▶ **Work to complete**:
Look through the lines below and extract each one that contains "文段核心话题为".

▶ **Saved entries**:
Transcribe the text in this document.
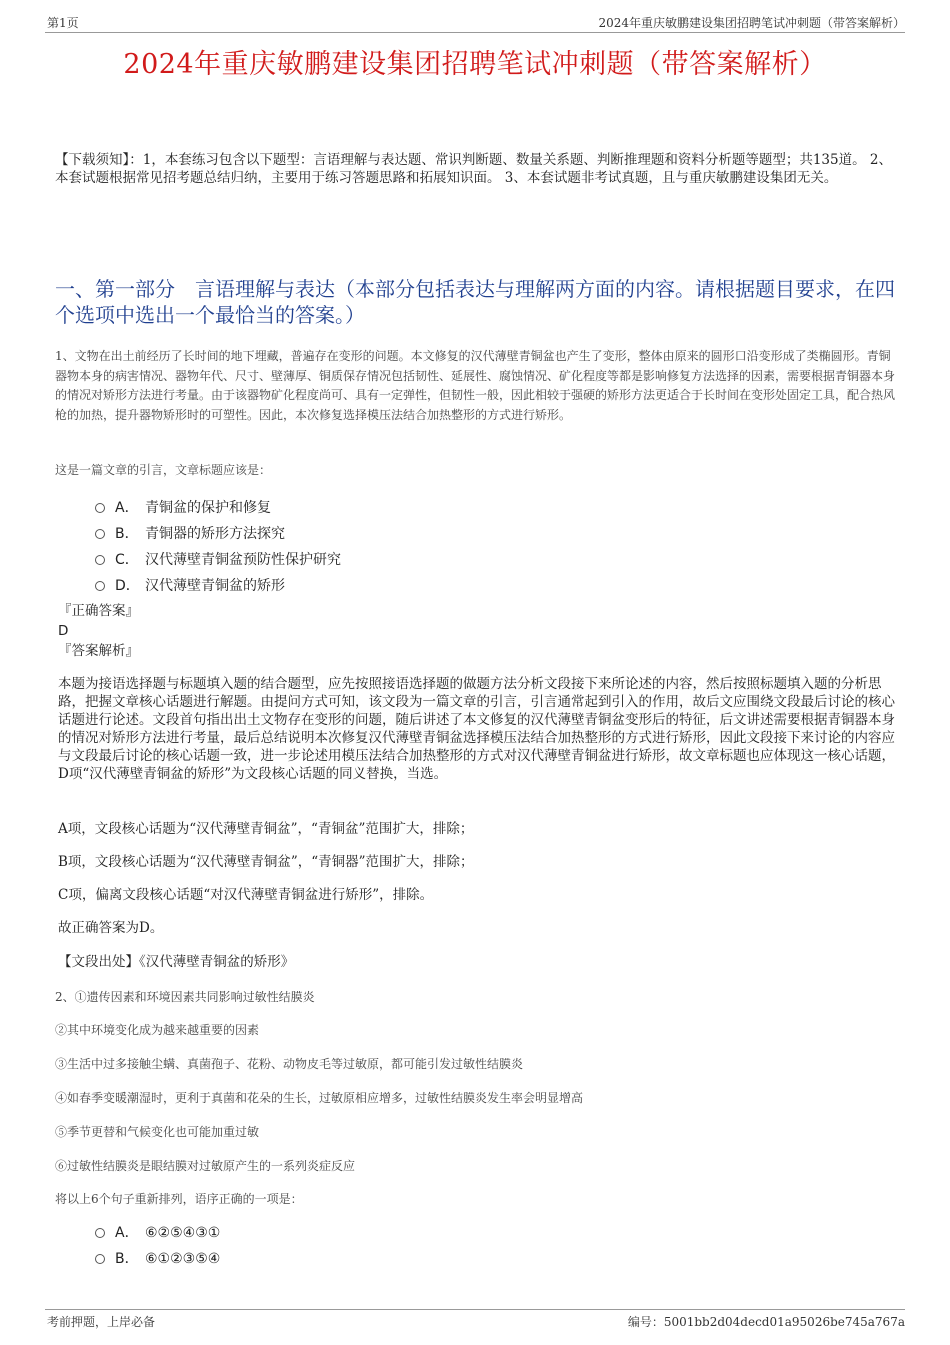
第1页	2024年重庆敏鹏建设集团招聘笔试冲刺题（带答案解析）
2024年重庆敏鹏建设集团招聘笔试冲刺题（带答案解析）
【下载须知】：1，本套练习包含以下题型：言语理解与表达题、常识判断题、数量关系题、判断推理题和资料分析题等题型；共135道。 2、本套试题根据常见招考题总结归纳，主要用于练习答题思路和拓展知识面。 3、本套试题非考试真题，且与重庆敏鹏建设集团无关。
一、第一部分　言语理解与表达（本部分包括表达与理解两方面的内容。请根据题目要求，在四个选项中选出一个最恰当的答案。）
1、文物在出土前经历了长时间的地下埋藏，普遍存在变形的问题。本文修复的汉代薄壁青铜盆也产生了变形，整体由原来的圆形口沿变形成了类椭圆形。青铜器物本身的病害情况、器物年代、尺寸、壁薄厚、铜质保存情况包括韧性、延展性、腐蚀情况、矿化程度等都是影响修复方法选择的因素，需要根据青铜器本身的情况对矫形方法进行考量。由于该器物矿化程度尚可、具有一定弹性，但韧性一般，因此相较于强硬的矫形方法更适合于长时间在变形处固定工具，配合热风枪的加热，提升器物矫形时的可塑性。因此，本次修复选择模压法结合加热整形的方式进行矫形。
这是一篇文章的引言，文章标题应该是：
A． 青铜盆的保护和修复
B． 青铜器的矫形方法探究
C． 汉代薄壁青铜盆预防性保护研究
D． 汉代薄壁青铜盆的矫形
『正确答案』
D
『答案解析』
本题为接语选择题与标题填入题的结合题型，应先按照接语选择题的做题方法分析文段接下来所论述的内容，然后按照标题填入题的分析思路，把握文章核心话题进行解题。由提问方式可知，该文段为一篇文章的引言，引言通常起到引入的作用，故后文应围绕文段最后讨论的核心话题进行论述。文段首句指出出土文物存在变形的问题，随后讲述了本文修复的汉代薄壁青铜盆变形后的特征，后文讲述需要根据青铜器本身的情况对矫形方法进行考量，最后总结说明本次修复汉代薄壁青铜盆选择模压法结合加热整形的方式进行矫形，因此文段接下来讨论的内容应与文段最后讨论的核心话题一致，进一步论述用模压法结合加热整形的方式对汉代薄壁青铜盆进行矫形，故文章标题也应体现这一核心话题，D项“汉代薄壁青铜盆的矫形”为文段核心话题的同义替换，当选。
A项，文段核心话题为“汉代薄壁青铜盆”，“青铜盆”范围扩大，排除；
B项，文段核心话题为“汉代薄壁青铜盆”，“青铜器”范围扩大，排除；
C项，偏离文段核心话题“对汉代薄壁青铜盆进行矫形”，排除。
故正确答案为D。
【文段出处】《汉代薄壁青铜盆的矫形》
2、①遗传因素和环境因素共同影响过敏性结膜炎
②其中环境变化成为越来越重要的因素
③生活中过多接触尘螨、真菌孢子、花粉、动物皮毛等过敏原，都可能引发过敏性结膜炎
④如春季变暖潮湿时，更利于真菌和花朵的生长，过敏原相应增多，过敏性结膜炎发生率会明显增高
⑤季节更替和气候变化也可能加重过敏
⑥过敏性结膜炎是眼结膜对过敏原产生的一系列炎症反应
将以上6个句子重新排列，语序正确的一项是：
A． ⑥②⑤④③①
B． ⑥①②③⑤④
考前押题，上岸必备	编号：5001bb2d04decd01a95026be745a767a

...

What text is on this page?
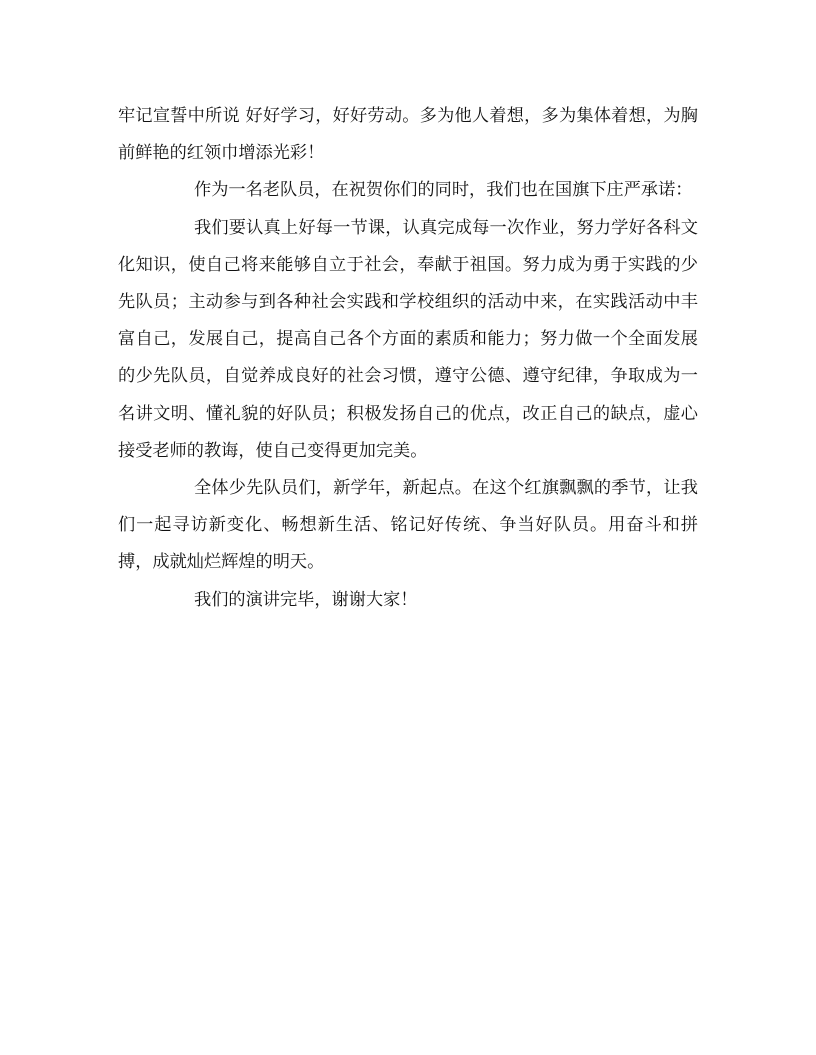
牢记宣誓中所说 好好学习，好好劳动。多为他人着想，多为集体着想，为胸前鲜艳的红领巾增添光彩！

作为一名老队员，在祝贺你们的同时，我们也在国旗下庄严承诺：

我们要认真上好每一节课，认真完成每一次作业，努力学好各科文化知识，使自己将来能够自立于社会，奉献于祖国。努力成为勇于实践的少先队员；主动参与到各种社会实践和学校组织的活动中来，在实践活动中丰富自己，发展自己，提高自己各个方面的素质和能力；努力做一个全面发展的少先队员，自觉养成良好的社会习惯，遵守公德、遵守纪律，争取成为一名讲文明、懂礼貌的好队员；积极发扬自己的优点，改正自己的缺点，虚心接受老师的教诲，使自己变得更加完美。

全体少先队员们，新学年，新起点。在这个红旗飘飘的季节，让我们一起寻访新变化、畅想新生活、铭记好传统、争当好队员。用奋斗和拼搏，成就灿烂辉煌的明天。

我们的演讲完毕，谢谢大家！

▶ **Solution to this problem**:
A项，文段核心话题为“汉代薄壁青铜盆”，“青铜盆”范围扩大，排除；
B项，文段核心话题为“汉代薄壁青铜盆”，“青铜器”范围扩大，排除；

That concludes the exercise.